What the task requires => Transcribe all of the material below word for word and leave out its pictures.

Chart and figure data =>
*-*-*

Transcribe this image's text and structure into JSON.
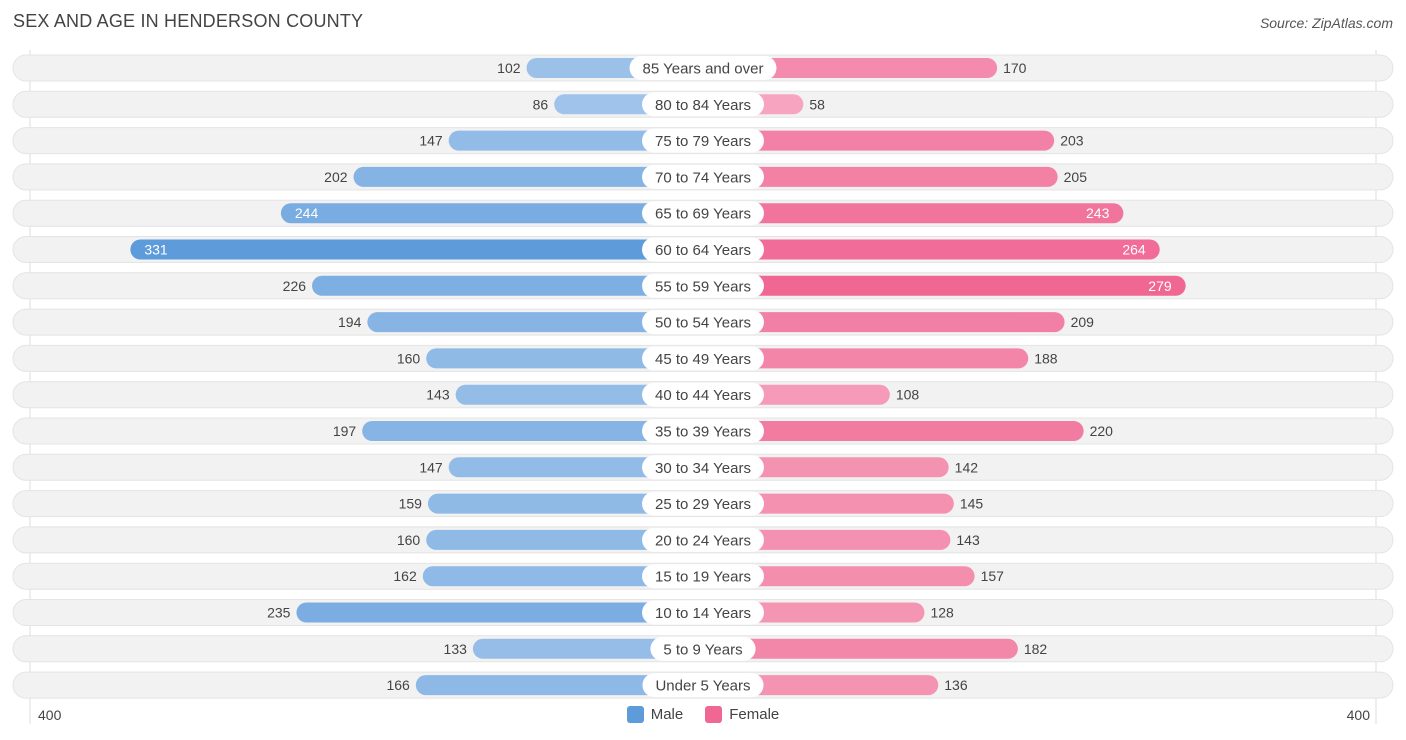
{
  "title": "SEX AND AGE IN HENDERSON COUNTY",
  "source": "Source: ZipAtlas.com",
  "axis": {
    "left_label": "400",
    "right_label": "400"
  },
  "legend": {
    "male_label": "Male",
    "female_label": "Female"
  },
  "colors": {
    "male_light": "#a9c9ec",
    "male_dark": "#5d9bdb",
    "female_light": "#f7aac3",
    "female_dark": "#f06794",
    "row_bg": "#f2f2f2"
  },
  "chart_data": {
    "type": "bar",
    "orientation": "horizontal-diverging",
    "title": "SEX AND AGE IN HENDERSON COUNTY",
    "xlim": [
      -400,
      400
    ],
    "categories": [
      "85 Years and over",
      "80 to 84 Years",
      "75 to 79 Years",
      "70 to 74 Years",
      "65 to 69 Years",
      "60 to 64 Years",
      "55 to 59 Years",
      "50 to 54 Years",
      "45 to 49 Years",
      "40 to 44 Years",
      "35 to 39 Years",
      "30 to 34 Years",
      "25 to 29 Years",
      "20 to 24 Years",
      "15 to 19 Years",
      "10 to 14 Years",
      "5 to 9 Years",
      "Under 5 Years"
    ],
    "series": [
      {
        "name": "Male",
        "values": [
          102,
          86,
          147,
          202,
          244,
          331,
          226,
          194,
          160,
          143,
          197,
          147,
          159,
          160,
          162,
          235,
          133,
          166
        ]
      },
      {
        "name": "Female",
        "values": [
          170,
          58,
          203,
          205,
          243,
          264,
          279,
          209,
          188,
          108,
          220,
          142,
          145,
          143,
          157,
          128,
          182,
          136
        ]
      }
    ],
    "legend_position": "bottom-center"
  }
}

*-*-*

Completed task =>
Transcribe this image's text and structure into JSON.
{
  "title": "SEX AND AGE IN HENDERSON COUNTY",
  "source": "Source: ZipAtlas.com",
  "axis": {
    "left_label": "400",
    "right_label": "400"
  },
  "legend": {
    "male_label": "Male",
    "female_label": "Female"
  },
  "colors": {
    "male_light": "#a9c9ec",
    "male_dark": "#5d9bdb",
    "female_light": "#f7aac3",
    "female_dark": "#f06794",
    "row_bg": "#f2f2f2"
  },
  "chart_data": {
    "type": "bar",
    "orientation": "horizontal-diverging",
    "title": "SEX AND AGE IN HENDERSON COUNTY",
    "xlim": [
      -400,
      400
    ],
    "categories": [
      "85 Years and over",
      "80 to 84 Years",
      "75 to 79 Years",
      "70 to 74 Years",
      "65 to 69 Years",
      "60 to 64 Years",
      "55 to 59 Years",
      "50 to 54 Years",
      "45 to 49 Years",
      "40 to 44 Years",
      "35 to 39 Years",
      "30 to 34 Years",
      "25 to 29 Years",
      "20 to 24 Years",
      "15 to 19 Years",
      "10 to 14 Years",
      "5 to 9 Years",
      "Under 5 Years"
    ],
    "series": [
      {
        "name": "Male",
        "values": [
          102,
          86,
          147,
          202,
          244,
          331,
          226,
          194,
          160,
          143,
          197,
          147,
          159,
          160,
          162,
          235,
          133,
          166
        ]
      },
      {
        "name": "Female",
        "values": [
          170,
          58,
          203,
          205,
          243,
          264,
          279,
          209,
          188,
          108,
          220,
          142,
          145,
          143,
          157,
          128,
          182,
          136
        ]
      }
    ],
    "legend_position": "bottom-center"
  }
}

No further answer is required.